- **INFORMATION GIVEN**:
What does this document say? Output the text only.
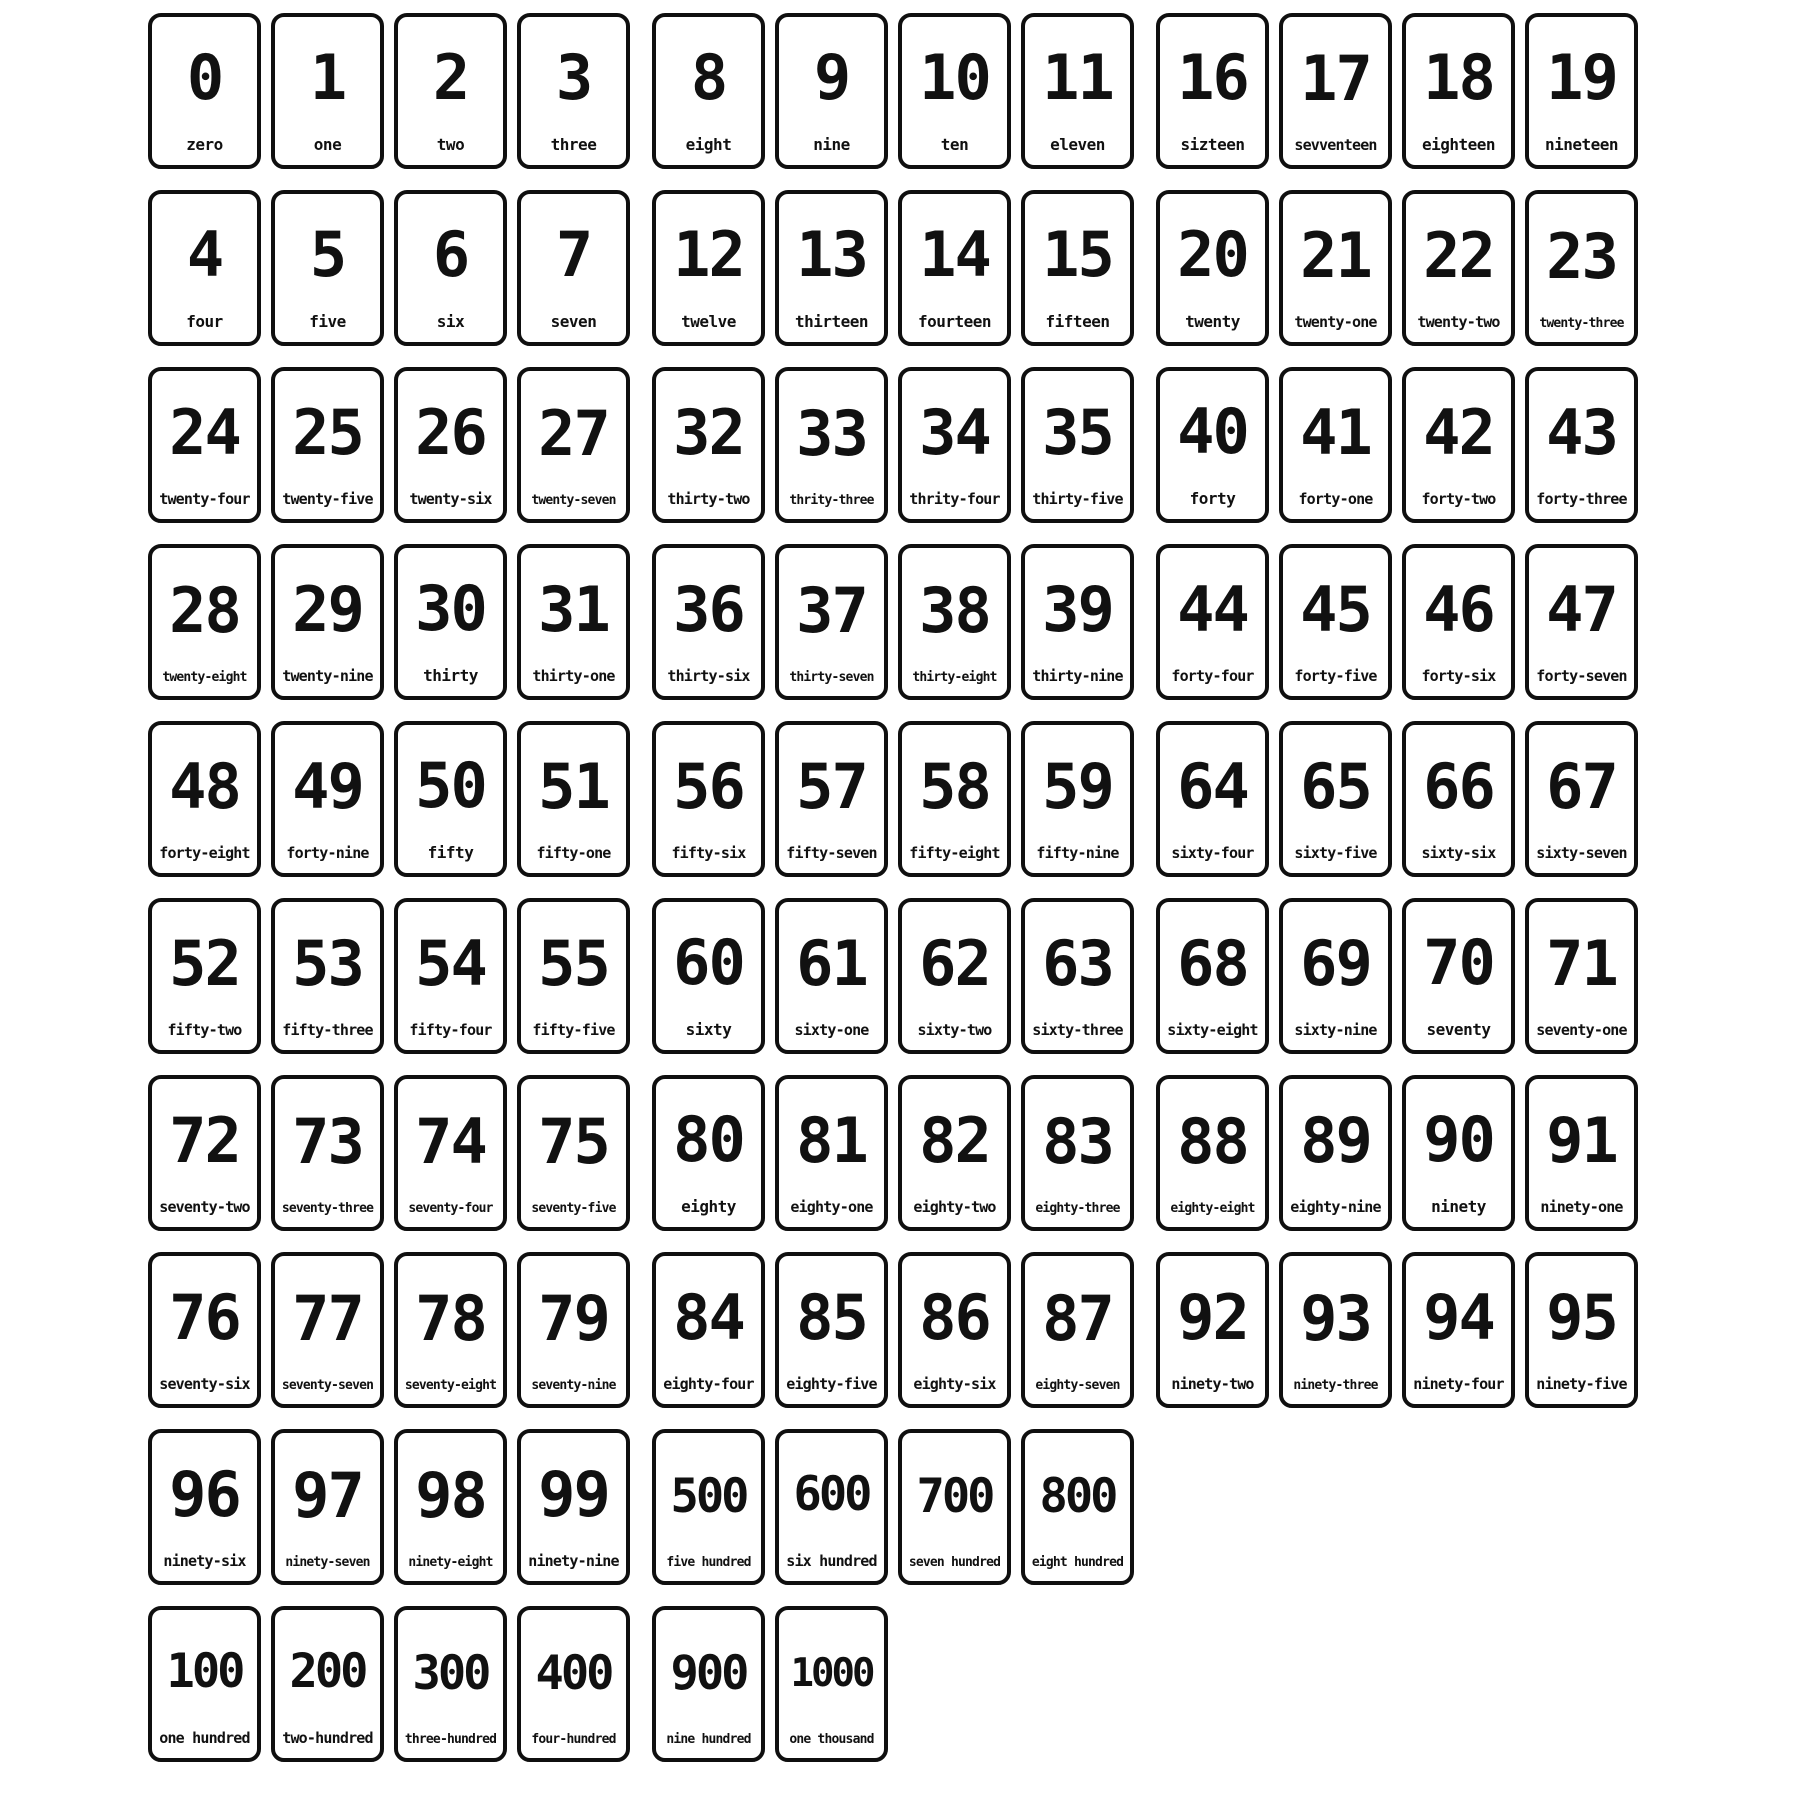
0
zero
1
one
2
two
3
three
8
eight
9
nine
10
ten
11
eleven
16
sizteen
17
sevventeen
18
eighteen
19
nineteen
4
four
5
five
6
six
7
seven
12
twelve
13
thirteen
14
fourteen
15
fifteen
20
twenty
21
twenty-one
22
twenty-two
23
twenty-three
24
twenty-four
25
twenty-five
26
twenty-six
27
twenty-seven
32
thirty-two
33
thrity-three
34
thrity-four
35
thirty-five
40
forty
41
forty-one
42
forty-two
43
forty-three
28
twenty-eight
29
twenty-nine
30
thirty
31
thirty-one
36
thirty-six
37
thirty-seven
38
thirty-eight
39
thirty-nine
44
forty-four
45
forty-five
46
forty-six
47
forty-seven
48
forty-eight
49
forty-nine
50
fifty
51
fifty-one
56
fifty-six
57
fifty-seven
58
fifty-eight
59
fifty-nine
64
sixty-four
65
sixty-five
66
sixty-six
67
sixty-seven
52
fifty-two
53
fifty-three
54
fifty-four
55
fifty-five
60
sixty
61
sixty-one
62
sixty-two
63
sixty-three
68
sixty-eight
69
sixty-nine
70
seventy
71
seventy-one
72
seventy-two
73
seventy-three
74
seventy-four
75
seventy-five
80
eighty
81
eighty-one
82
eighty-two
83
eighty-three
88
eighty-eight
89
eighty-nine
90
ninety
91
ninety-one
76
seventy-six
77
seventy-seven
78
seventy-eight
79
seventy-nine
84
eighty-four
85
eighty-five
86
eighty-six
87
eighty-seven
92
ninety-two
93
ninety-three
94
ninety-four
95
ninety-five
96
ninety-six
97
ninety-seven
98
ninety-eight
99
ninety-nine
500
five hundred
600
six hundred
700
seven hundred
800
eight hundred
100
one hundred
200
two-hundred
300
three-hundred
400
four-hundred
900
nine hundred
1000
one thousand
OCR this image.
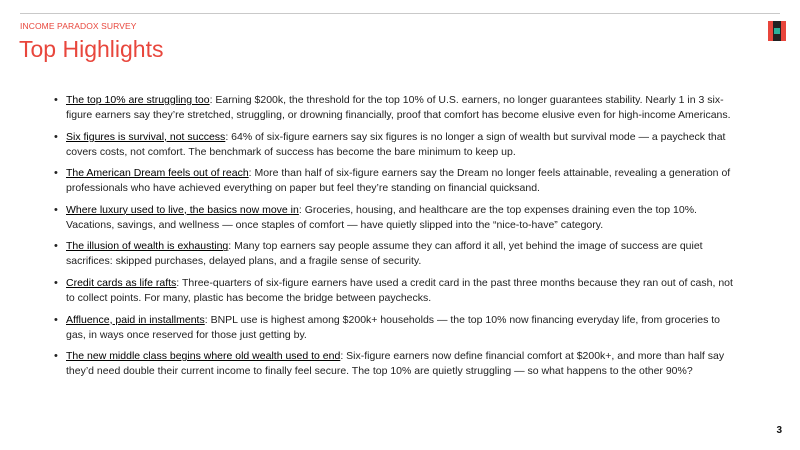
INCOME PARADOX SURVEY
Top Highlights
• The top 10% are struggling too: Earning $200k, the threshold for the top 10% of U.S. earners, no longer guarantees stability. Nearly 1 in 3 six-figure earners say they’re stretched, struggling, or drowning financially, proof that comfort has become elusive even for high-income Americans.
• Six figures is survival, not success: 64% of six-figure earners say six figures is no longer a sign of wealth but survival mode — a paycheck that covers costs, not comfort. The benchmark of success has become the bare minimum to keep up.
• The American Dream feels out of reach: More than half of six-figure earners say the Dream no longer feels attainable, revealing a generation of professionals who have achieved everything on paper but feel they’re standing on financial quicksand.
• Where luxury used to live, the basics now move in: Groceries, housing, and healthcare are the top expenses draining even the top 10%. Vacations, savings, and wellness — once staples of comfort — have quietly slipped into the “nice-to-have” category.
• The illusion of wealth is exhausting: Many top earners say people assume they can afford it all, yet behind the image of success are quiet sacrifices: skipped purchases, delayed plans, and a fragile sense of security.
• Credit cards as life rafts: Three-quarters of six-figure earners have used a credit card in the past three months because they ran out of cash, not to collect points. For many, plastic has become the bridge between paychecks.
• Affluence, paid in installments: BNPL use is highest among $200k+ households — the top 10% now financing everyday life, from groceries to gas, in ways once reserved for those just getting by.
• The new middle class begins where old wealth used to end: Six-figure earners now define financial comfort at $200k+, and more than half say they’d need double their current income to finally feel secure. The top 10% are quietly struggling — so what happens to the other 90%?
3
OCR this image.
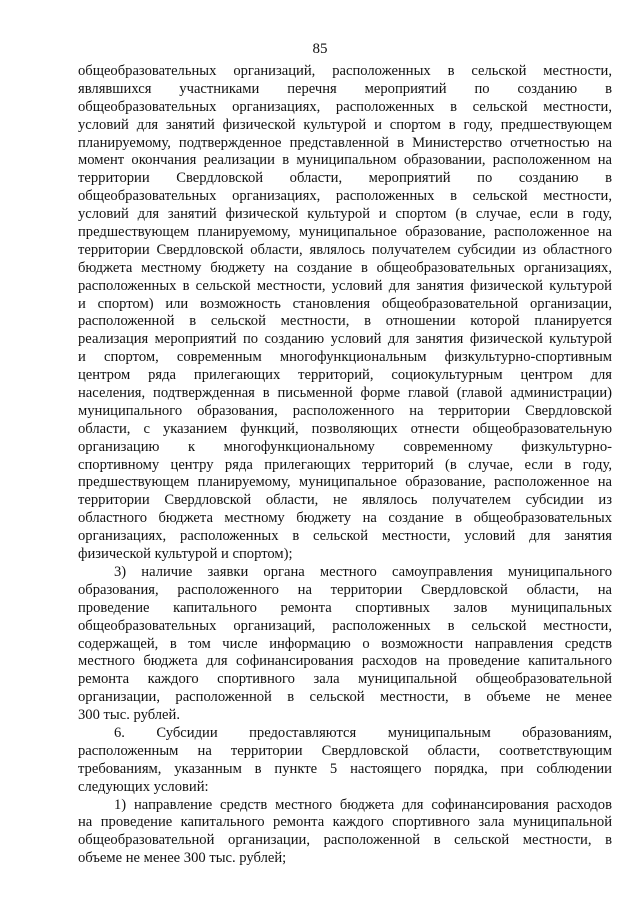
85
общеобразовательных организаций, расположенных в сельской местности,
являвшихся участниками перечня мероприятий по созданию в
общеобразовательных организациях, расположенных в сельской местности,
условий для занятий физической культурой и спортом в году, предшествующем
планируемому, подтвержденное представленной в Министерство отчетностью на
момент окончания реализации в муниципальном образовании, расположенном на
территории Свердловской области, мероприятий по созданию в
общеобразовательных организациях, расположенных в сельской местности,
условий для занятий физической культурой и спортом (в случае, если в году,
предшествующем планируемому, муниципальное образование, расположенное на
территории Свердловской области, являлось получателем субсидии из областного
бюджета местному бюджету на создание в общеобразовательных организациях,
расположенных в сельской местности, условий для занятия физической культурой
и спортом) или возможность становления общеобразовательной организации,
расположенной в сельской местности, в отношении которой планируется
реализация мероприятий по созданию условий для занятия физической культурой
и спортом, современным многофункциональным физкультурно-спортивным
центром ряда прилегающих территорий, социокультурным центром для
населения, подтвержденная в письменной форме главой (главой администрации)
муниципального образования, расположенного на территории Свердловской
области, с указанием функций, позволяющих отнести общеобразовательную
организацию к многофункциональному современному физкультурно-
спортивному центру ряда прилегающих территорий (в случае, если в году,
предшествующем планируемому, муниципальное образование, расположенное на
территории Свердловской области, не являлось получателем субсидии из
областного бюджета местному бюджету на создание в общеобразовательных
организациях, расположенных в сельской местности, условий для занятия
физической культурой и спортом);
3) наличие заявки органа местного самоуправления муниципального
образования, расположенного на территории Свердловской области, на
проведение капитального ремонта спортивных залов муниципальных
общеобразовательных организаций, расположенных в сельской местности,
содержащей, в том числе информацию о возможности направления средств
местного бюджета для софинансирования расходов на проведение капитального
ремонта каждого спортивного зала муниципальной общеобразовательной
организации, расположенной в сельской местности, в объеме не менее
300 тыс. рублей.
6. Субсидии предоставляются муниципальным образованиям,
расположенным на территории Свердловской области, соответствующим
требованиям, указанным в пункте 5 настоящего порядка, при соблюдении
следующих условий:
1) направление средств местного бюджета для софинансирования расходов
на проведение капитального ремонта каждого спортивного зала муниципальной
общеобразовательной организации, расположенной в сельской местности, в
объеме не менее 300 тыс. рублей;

- **DIRECTIVE**:
Gather from the entries above all lines that include the string "создание".

- **TASK RESPONSE**:
бюджета местному бюджету на создание в общеобразовательных организациях,
областного бюджета местному бюджету на создание в общеобразовательных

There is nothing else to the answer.